AIM OF THE TASK:
Answer these from the reply on linear logic below, one answer per line:
1. What can a term with a unique type always do that a linear type cannot?
2. Who published the first paper on linear logic, and in what year?
3. What is the title of the 1958 paper by Lambek?

QUOTED PASSAGE:
##############################

Hello,

Just a bit of minor academic nitpicking...
 
> Yeah.  After all, the "uniqueness constraint" has a theory with an
> excellent pedigree (IIUC linear logic, whose proof theory Clean uses
> here, goes back at least to the 60s, and Wadler proposed linear types
> for IO before anybody had heard of monads). 
>
Linear logic/typing does not quite capture uniqueness types since a term 
with a unique type can always be copied to become non-unique, but a linear 
type cannot become unrestricted. 

As a historical note, the first paper on linear logic was published by 
Girard in 1987; but the purely linear core of linear logic has 
(non-commutative) antecedents in a system introduced by Lambek in a 1958 
paper titled "The Mathematics of Sentence Structure".

##############################

RECORD EXTRACTS:
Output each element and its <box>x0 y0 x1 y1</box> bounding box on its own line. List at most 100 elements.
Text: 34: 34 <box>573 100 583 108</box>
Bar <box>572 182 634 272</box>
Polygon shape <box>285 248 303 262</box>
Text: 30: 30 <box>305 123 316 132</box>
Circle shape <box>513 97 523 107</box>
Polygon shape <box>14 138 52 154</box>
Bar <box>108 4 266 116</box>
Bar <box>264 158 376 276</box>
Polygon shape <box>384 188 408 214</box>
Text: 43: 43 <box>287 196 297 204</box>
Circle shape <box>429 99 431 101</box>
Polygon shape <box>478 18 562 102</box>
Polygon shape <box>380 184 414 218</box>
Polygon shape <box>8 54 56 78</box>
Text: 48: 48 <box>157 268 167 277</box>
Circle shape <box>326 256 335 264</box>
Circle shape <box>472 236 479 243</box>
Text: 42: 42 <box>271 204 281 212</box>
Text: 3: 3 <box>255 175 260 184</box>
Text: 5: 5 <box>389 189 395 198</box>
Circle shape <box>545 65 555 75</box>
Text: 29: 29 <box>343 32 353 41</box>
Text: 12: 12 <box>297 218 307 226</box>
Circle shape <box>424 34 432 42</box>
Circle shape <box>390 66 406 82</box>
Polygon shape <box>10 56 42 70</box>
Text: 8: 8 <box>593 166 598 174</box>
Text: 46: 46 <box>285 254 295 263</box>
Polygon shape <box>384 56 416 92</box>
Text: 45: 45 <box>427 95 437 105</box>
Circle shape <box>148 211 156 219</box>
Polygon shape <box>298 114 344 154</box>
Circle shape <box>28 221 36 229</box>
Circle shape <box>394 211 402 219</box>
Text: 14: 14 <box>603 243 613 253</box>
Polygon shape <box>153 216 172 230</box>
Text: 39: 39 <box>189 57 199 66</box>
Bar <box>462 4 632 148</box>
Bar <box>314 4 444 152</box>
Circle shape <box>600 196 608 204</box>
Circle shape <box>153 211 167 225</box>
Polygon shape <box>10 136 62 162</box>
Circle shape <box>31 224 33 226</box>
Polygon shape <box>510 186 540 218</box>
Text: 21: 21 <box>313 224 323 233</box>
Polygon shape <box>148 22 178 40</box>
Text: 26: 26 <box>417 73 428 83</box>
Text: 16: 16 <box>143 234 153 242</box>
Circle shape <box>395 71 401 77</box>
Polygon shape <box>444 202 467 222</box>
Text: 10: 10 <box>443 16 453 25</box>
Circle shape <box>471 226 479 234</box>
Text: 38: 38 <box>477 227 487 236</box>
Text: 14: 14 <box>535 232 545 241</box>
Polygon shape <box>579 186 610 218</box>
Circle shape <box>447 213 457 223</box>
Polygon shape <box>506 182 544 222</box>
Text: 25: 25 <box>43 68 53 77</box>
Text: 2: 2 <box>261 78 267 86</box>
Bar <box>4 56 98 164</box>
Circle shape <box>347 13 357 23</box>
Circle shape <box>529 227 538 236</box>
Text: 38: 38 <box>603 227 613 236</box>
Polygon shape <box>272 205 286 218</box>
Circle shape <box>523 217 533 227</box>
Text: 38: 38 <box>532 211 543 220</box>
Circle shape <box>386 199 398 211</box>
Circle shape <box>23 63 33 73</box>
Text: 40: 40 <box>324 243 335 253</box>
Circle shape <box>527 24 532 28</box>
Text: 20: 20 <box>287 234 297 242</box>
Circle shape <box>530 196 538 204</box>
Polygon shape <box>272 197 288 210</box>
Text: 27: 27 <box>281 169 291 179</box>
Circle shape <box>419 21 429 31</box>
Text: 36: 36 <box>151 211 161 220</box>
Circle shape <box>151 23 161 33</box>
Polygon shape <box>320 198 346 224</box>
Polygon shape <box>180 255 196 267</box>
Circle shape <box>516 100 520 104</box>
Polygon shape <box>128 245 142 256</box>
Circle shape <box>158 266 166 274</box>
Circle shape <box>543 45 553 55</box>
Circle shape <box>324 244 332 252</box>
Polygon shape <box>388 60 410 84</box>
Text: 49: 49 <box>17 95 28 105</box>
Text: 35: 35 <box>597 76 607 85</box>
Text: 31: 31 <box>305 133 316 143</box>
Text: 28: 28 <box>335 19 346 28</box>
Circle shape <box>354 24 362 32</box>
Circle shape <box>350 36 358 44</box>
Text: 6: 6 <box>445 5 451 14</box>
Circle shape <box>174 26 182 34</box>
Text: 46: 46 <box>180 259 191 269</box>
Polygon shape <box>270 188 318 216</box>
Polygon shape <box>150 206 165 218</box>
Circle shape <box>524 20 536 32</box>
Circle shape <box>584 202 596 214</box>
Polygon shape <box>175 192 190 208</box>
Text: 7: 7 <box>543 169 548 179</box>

##############################

SOLUTION:
1. It can always be copied to become non-unique, whereas a linear type cannot become unrestricted.
2. Girard, in 1987.
3. "The Mathematics of Sentence Structure".